__Exercise requirements__: Locate the lines where "xlabel" occurs and copy them as they stand.

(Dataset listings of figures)

*-*-*

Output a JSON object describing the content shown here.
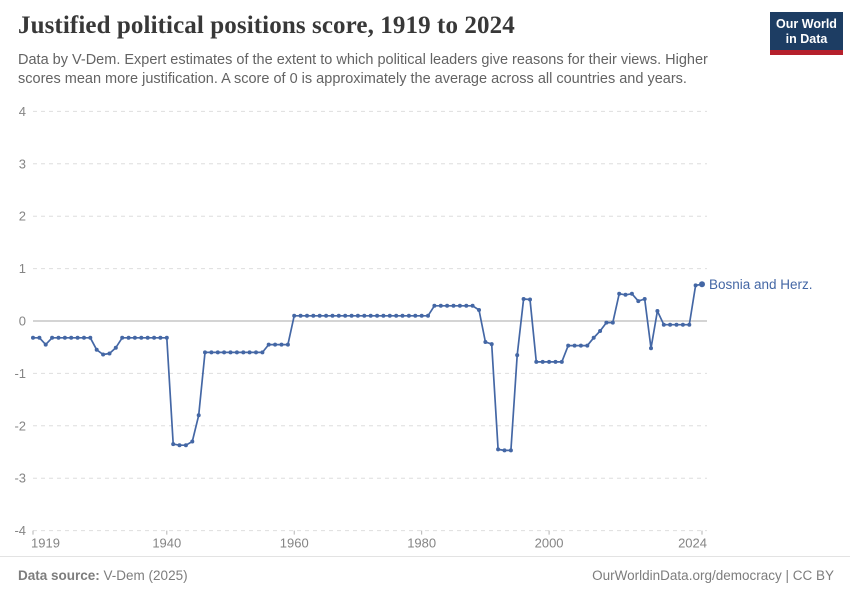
{
  "header": {
    "title": "Justified political positions score, 1919 to 2024",
    "subtitle_line1": "Data by V-Dem. Expert estimates of the extent to which political leaders give reasons for their views. Higher",
    "subtitle_line2": "scores mean more justification. A score of 0 is approximately the average across all countries and years.",
    "logo_line1": "Our World",
    "logo_line2": "in Data"
  },
  "chart_data": {
    "type": "line",
    "title": "Justified political positions score, 1919 to 2024",
    "xlabel": "",
    "ylabel": "",
    "xlim": [
      1919,
      2024
    ],
    "ylim": [
      -4,
      4
    ],
    "y_ticks": [
      4,
      3,
      2,
      1,
      0,
      -1,
      -2,
      -3,
      -4
    ],
    "x_ticks": [
      1919,
      1940,
      1960,
      1980,
      2000,
      2024
    ],
    "grid": "horizontal dashed gridlines, solid zero line",
    "legend_position": "label at end of line",
    "series": [
      {
        "name": "Bosnia and Herz.",
        "color": "#4467a5",
        "years": [
          1919,
          1920,
          1921,
          1922,
          1923,
          1924,
          1925,
          1926,
          1927,
          1928,
          1929,
          1930,
          1931,
          1932,
          1933,
          1934,
          1935,
          1936,
          1937,
          1938,
          1939,
          1940,
          1941,
          1942,
          1943,
          1944,
          1945,
          1946,
          1947,
          1948,
          1949,
          1950,
          1951,
          1952,
          1953,
          1954,
          1955,
          1956,
          1957,
          1958,
          1959,
          1960,
          1961,
          1962,
          1963,
          1964,
          1965,
          1966,
          1967,
          1968,
          1969,
          1970,
          1971,
          1972,
          1973,
          1974,
          1975,
          1976,
          1977,
          1978,
          1979,
          1980,
          1981,
          1982,
          1983,
          1984,
          1985,
          1986,
          1987,
          1988,
          1989,
          1990,
          1991,
          1992,
          1993,
          1994,
          1995,
          1996,
          1997,
          1998,
          1999,
          2000,
          2001,
          2002,
          2003,
          2004,
          2005,
          2006,
          2007,
          2008,
          2009,
          2010,
          2011,
          2012,
          2013,
          2014,
          2015,
          2016,
          2017,
          2018,
          2019,
          2020,
          2021,
          2022,
          2023,
          2024
        ],
        "values": [
          -0.32,
          -0.32,
          -0.45,
          -0.32,
          -0.32,
          -0.32,
          -0.32,
          -0.32,
          -0.32,
          -0.32,
          -0.55,
          -0.64,
          -0.62,
          -0.51,
          -0.32,
          -0.32,
          -0.32,
          -0.32,
          -0.32,
          -0.32,
          -0.32,
          -0.32,
          -2.35,
          -2.37,
          -2.37,
          -2.3,
          -1.8,
          -0.6,
          -0.6,
          -0.6,
          -0.6,
          -0.6,
          -0.6,
          -0.6,
          -0.6,
          -0.6,
          -0.6,
          -0.45,
          -0.45,
          -0.45,
          -0.45,
          0.1,
          0.1,
          0.1,
          0.1,
          0.1,
          0.1,
          0.1,
          0.1,
          0.1,
          0.1,
          0.1,
          0.1,
          0.1,
          0.1,
          0.1,
          0.1,
          0.1,
          0.1,
          0.1,
          0.1,
          0.1,
          0.1,
          0.29,
          0.29,
          0.29,
          0.29,
          0.29,
          0.29,
          0.29,
          0.21,
          -0.4,
          -0.44,
          -2.45,
          -2.47,
          -2.47,
          -0.65,
          0.42,
          0.41,
          -0.78,
          -0.78,
          -0.78,
          -0.78,
          -0.78,
          -0.47,
          -0.47,
          -0.47,
          -0.47,
          -0.32,
          -0.19,
          -0.03,
          -0.03,
          0.52,
          0.5,
          0.52,
          0.38,
          0.42,
          -0.52,
          0.19,
          -0.07,
          -0.07,
          -0.07,
          -0.07,
          -0.07,
          0.68,
          0.7
        ]
      }
    ]
  },
  "footer": {
    "source_label": "Data source:",
    "source_value": "V-Dem (2025)",
    "license_text": "OurWorldinData.org/democracy | CC BY"
  },
  "colors": {
    "line": "#4467a5",
    "grid": "#dedede",
    "zero_line": "#a8a8a8",
    "axis_text": "#858585",
    "tick_mark": "#b3b3b3",
    "title": "#383838",
    "subtitle": "#636363",
    "logo_bg": "#1d3d63",
    "logo_red": "#b5202c",
    "footer_text": "#7d7d7d"
  }
}
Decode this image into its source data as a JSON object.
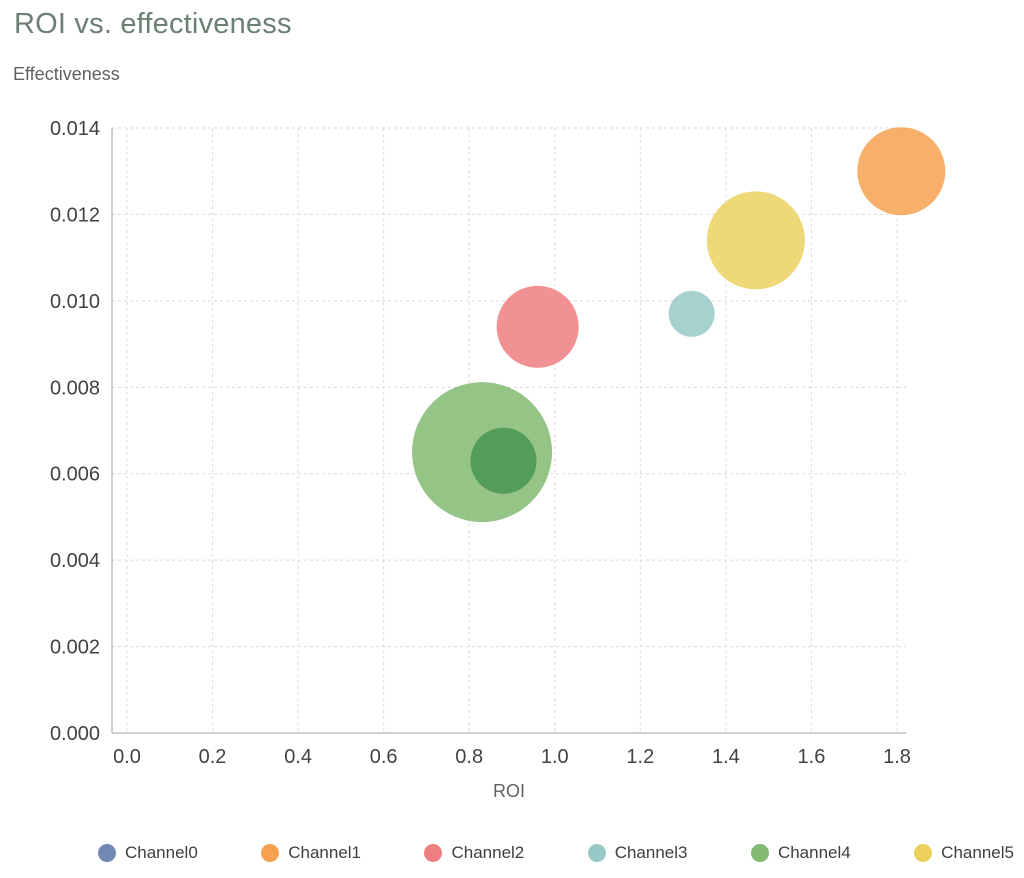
{
  "chart": {
    "title": "ROI vs. effectiveness",
    "y_axis_title": "Effectiveness",
    "x_axis_title": "ROI"
  },
  "chart_data": {
    "type": "bubble",
    "title": "ROI vs. effectiveness",
    "xlabel": "ROI",
    "ylabel": "Effectiveness",
    "xlim": [
      -0.035,
      1.821
    ],
    "ylim": [
      0,
      0.014
    ],
    "grid": "dashed",
    "legend_position": "bottom",
    "x_ticks": [
      {
        "value": 0.0,
        "label": "0.0"
      },
      {
        "value": 0.2,
        "label": "0.2"
      },
      {
        "value": 0.4,
        "label": "0.4"
      },
      {
        "value": 0.6,
        "label": "0.6"
      },
      {
        "value": 0.8,
        "label": "0.8"
      },
      {
        "value": 1.0,
        "label": "1.0"
      },
      {
        "value": 1.2,
        "label": "1.2"
      },
      {
        "value": 1.4,
        "label": "1.4"
      },
      {
        "value": 1.6,
        "label": "1.6"
      },
      {
        "value": 1.8,
        "label": "1.8"
      }
    ],
    "y_ticks": [
      {
        "value": 0.0,
        "label": "0.000"
      },
      {
        "value": 0.002,
        "label": "0.002"
      },
      {
        "value": 0.004,
        "label": "0.004"
      },
      {
        "value": 0.006,
        "label": "0.006"
      },
      {
        "value": 0.008,
        "label": "0.008"
      },
      {
        "value": 0.01,
        "label": "0.010"
      },
      {
        "value": 0.012,
        "label": "0.012"
      },
      {
        "value": 0.014,
        "label": "0.014"
      }
    ],
    "bubbles": [
      {
        "series": "Channel1",
        "x": 1.81,
        "y": 0.013,
        "r": 44,
        "color": "#f6a14f",
        "opacity": 0.85
      },
      {
        "series": "Channel5",
        "x": 1.47,
        "y": 0.0114,
        "r": 49,
        "color": "#ecd15f",
        "opacity": 0.85
      },
      {
        "series": "Channel3",
        "x": 1.32,
        "y": 0.0097,
        "r": 23,
        "color": "#97c9c7",
        "opacity": 0.85
      },
      {
        "series": "Channel2",
        "x": 0.96,
        "y": 0.0094,
        "r": 41,
        "color": "#ee7e80",
        "opacity": 0.85
      },
      {
        "series": "Channel4",
        "x": 0.83,
        "y": 0.0065,
        "r": 70,
        "color": "#83ba72",
        "opacity": 0.85
      },
      {
        "series": "Channel4",
        "x": 0.88,
        "y": 0.0063,
        "r": 33,
        "color": "#4f9a57",
        "opacity": 0.95
      }
    ]
  },
  "legend": {
    "items": [
      {
        "label": "Channel0",
        "color": "#7188b5"
      },
      {
        "label": "Channel1",
        "color": "#f6a14f"
      },
      {
        "label": "Channel2",
        "color": "#ee7e80"
      },
      {
        "label": "Channel3",
        "color": "#97c9c7"
      },
      {
        "label": "Channel4",
        "color": "#83ba72"
      },
      {
        "label": "Channel5",
        "color": "#ecd15f"
      }
    ]
  }
}
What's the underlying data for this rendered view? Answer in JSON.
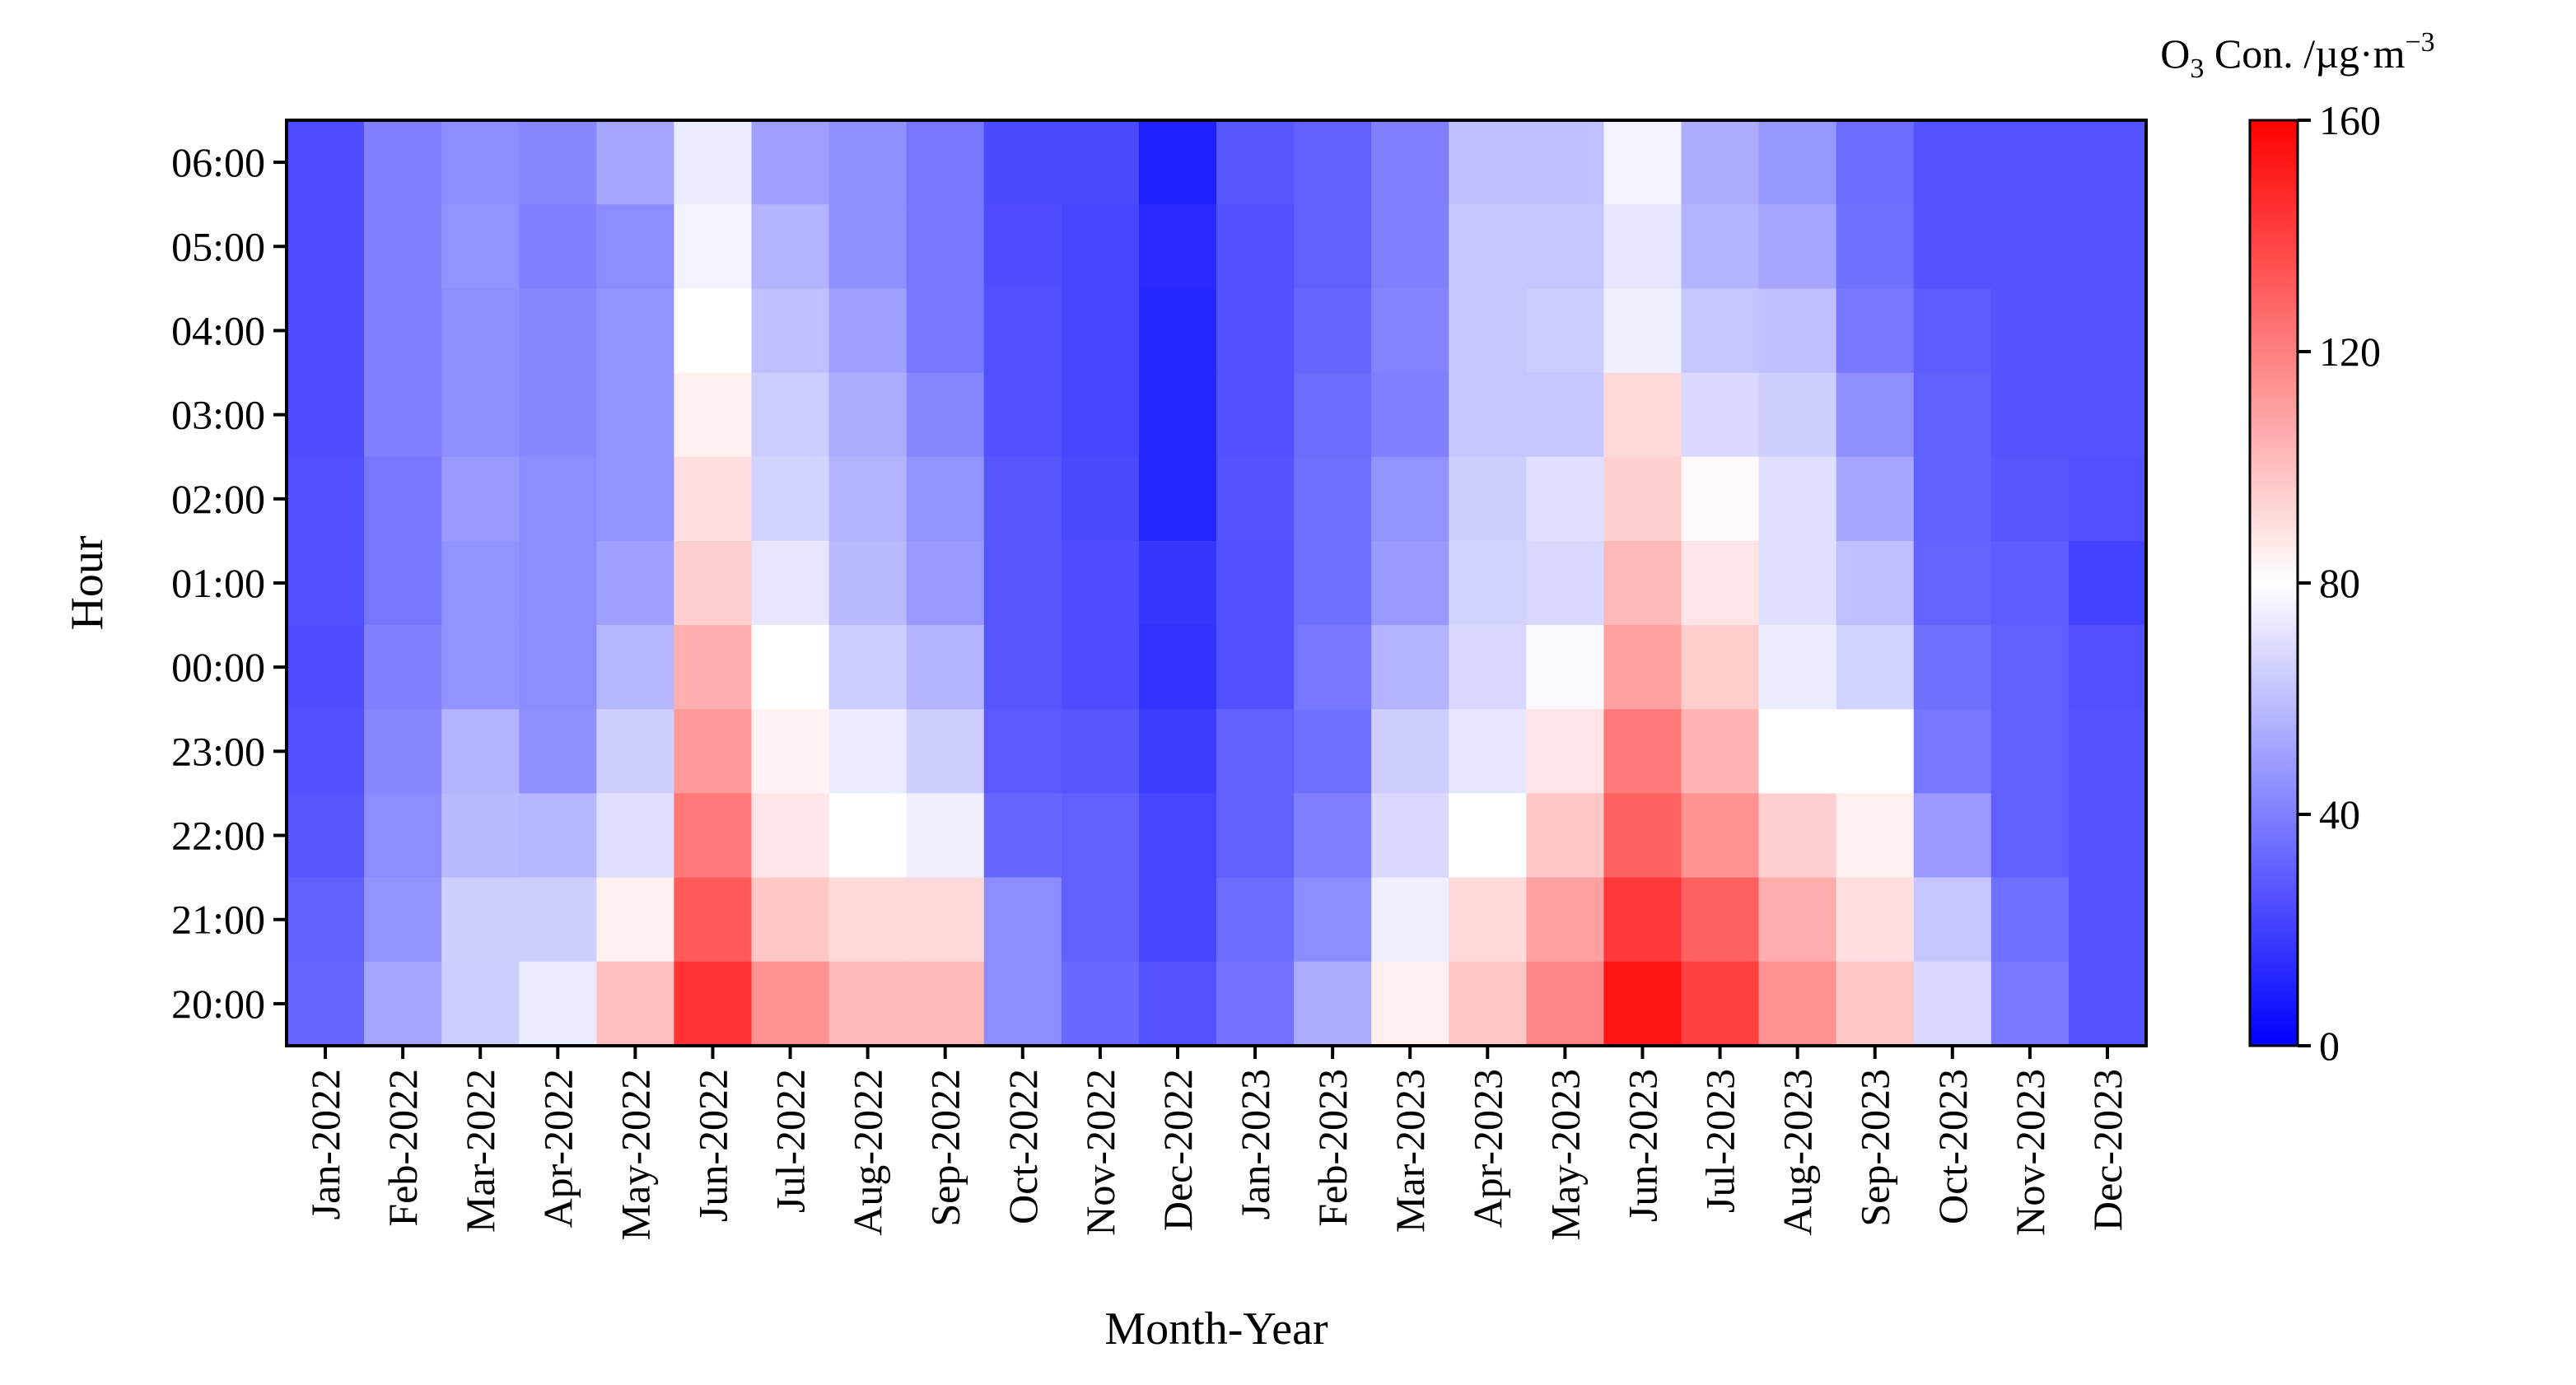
{
  "chart_data": {
    "type": "heatmap",
    "xlabel": "Month-Year",
    "ylabel": "Hour",
    "colorbar": {
      "title": "O3 Con. /µg·m-3",
      "title_parts": {
        "symbol": "O",
        "subscript": "3",
        "text": " Con. /µg·m",
        "superscript": "−3"
      },
      "range": [
        0,
        160
      ],
      "ticks": [
        0,
        40,
        80,
        120,
        160
      ],
      "colormap": "bwr",
      "colors": {
        "low": "#0000ff",
        "mid": "#ffffff",
        "high": "#ff0000"
      }
    },
    "x_categories": [
      "Jan-2022",
      "Feb-2022",
      "Mar-2022",
      "Apr-2022",
      "May-2022",
      "Jun-2022",
      "Jul-2022",
      "Aug-2022",
      "Sep-2022",
      "Oct-2022",
      "Nov-2022",
      "Dec-2022",
      "Jan-2023",
      "Feb-2023",
      "Mar-2023",
      "Apr-2023",
      "May-2023",
      "Jun-2023",
      "Jul-2023",
      "Aug-2023",
      "Sep-2023",
      "Oct-2023",
      "Nov-2023",
      "Dec-2023"
    ],
    "y_categories": [
      "06:00",
      "05:00",
      "04:00",
      "03:00",
      "02:00",
      "01:00",
      "00:00",
      "23:00",
      "22:00",
      "21:00",
      "20:00"
    ],
    "values": [
      [
        24,
        40,
        44,
        42,
        52,
        74,
        50,
        45,
        37,
        23,
        23,
        10,
        27,
        30,
        40,
        60,
        60,
        76,
        54,
        47,
        34,
        26,
        26,
        26
      ],
      [
        24,
        40,
        46,
        40,
        44,
        76,
        56,
        45,
        37,
        24,
        22,
        13,
        25,
        30,
        40,
        62,
        62,
        72,
        56,
        52,
        35,
        26,
        26,
        26
      ],
      [
        24,
        40,
        45,
        42,
        46,
        80,
        60,
        50,
        37,
        25,
        22,
        12,
        25,
        32,
        41,
        62,
        64,
        75,
        62,
        60,
        37,
        29,
        26,
        26
      ],
      [
        24,
        40,
        45,
        42,
        46,
        85,
        64,
        54,
        42,
        25,
        22,
        12,
        25,
        34,
        40,
        62,
        62,
        92,
        68,
        65,
        45,
        30,
        26,
        26
      ],
      [
        25,
        37,
        48,
        44,
        46,
        90,
        66,
        56,
        46,
        27,
        23,
        12,
        26,
        35,
        46,
        65,
        70,
        95,
        82,
        70,
        52,
        30,
        27,
        25
      ],
      [
        25,
        37,
        46,
        44,
        50,
        95,
        72,
        58,
        48,
        27,
        24,
        17,
        25,
        35,
        48,
        66,
        68,
        102,
        88,
        70,
        60,
        31,
        29,
        21
      ],
      [
        24,
        40,
        46,
        44,
        57,
        105,
        80,
        64,
        56,
        27,
        24,
        16,
        25,
        37,
        56,
        67,
        78,
        110,
        96,
        74,
        66,
        35,
        30,
        25
      ],
      [
        25,
        42,
        56,
        45,
        65,
        112,
        84,
        74,
        65,
        28,
        27,
        19,
        30,
        35,
        65,
        72,
        88,
        122,
        104,
        80,
        80,
        37,
        30,
        26
      ],
      [
        27,
        44,
        58,
        57,
        70,
        122,
        88,
        80,
        75,
        32,
        30,
        22,
        30,
        40,
        68,
        80,
        98,
        130,
        114,
        95,
        85,
        48,
        30,
        26
      ],
      [
        30,
        46,
        65,
        65,
        85,
        132,
        98,
        92,
        92,
        44,
        30,
        22,
        34,
        44,
        75,
        92,
        110,
        142,
        130,
        106,
        90,
        62,
        35,
        26
      ],
      [
        32,
        52,
        64,
        74,
        100,
        144,
        114,
        102,
        102,
        44,
        33,
        26,
        36,
        54,
        85,
        98,
        118,
        154,
        140,
        114,
        98,
        68,
        38,
        26
      ]
    ]
  }
}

*-*-*

__Answer to the problem__:
    "xlabel": "",
    "xlabel": "ROI",
    "xlabel": "Month-Year",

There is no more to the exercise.